◆ **Task to complete**
Change every "Bar" in the data below to "Rectangle" and reproduce the rest unaltered.

◆ **Provided information**
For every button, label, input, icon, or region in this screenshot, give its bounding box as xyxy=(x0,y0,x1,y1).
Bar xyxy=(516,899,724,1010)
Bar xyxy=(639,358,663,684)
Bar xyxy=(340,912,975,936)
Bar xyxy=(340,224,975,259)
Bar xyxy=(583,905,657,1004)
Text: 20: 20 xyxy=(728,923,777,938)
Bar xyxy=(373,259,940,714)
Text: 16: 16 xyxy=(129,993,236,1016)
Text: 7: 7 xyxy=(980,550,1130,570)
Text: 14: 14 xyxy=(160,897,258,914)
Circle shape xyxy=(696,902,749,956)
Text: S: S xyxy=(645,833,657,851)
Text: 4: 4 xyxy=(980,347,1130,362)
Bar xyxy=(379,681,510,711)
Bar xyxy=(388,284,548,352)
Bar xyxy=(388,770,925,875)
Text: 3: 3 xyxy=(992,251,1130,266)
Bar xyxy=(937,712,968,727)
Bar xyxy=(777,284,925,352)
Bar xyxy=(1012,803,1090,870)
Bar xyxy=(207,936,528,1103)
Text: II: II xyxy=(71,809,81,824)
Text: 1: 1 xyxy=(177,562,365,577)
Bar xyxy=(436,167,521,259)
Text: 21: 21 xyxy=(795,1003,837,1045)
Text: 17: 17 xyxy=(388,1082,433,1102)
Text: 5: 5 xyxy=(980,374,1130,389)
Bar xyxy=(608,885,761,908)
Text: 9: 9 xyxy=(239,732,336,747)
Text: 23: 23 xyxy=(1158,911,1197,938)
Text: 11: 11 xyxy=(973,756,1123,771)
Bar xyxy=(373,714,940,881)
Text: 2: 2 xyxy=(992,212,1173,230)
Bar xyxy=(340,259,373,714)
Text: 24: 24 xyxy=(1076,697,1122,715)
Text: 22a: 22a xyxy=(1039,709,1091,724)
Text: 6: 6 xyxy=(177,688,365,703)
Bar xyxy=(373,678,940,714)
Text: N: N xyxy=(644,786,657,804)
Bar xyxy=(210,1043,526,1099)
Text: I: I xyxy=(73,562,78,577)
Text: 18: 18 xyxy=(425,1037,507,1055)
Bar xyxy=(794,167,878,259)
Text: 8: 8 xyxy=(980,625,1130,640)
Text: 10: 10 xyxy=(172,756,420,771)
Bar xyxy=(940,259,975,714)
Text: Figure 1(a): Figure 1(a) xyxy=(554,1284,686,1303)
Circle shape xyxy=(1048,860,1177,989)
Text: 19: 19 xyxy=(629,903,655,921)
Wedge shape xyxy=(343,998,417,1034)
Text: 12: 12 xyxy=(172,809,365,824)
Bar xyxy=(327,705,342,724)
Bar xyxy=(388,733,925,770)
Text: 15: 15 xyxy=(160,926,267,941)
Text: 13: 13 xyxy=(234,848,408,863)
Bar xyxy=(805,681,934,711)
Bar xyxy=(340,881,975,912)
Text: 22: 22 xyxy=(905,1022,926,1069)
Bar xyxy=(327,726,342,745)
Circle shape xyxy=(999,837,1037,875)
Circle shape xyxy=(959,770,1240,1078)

◆ **Solved exercise**
For every button, label, input, icon, or region in this screenshot, give its bounding box as xyxy=(x0,y0,x1,y1).
Rectangle xyxy=(516,899,724,1010)
Rectangle xyxy=(639,358,663,684)
Rectangle xyxy=(340,912,975,936)
Rectangle xyxy=(340,224,975,259)
Rectangle xyxy=(583,905,657,1004)
Text: 20: 20 xyxy=(728,923,777,938)
Rectangle xyxy=(373,259,940,714)
Text: 16: 16 xyxy=(129,993,236,1016)
Text: 7: 7 xyxy=(980,550,1130,570)
Text: 14: 14 xyxy=(160,897,258,914)
Circle shape xyxy=(696,902,749,956)
Text: S: S xyxy=(645,833,657,851)
Text: 4: 4 xyxy=(980,347,1130,362)
Rectangle xyxy=(379,681,510,711)
Rectangle xyxy=(388,284,548,352)
Rectangle xyxy=(388,770,925,875)
Text: 3: 3 xyxy=(992,251,1130,266)
Rectangle xyxy=(937,712,968,727)
Rectangle xyxy=(777,284,925,352)
Rectangle xyxy=(1012,803,1090,870)
Rectangle xyxy=(207,936,528,1103)
Text: II: II xyxy=(71,809,81,824)
Text: 1: 1 xyxy=(177,562,365,577)
Rectangle xyxy=(436,167,521,259)
Text: 21: 21 xyxy=(795,1003,837,1045)
Text: 17: 17 xyxy=(388,1082,433,1102)
Text: 5: 5 xyxy=(980,374,1130,389)
Rectangle xyxy=(608,885,761,908)
Text: 9: 9 xyxy=(239,732,336,747)
Text: 23: 23 xyxy=(1158,911,1197,938)
Text: 11: 11 xyxy=(973,756,1123,771)
Rectangle xyxy=(373,714,940,881)
Text: 2: 2 xyxy=(992,212,1173,230)
Rectangle xyxy=(340,259,373,714)
Text: 24: 24 xyxy=(1076,697,1122,715)
Text: 22a: 22a xyxy=(1039,709,1091,724)
Text: 6: 6 xyxy=(177,688,365,703)
Rectangle xyxy=(373,678,940,714)
Text: N: N xyxy=(644,786,657,804)
Rectangle xyxy=(210,1043,526,1099)
Text: I: I xyxy=(73,562,78,577)
Text: 18: 18 xyxy=(425,1037,507,1055)
Rectangle xyxy=(794,167,878,259)
Text: 8: 8 xyxy=(980,625,1130,640)
Text: 10: 10 xyxy=(172,756,420,771)
Rectangle xyxy=(940,259,975,714)
Text: Figure 1(a): Figure 1(a) xyxy=(554,1284,686,1303)
Circle shape xyxy=(1048,860,1177,989)
Text: 19: 19 xyxy=(629,903,655,921)
Wedge shape xyxy=(343,998,417,1034)
Text: 12: 12 xyxy=(172,809,365,824)
Rectangle xyxy=(327,705,342,724)
Rectangle xyxy=(388,733,925,770)
Text: 15: 15 xyxy=(160,926,267,941)
Text: 13: 13 xyxy=(234,848,408,863)
Rectangle xyxy=(805,681,934,711)
Rectangle xyxy=(340,881,975,912)
Text: 22: 22 xyxy=(905,1022,926,1069)
Rectangle xyxy=(327,726,342,745)
Circle shape xyxy=(999,837,1037,875)
Circle shape xyxy=(959,770,1240,1078)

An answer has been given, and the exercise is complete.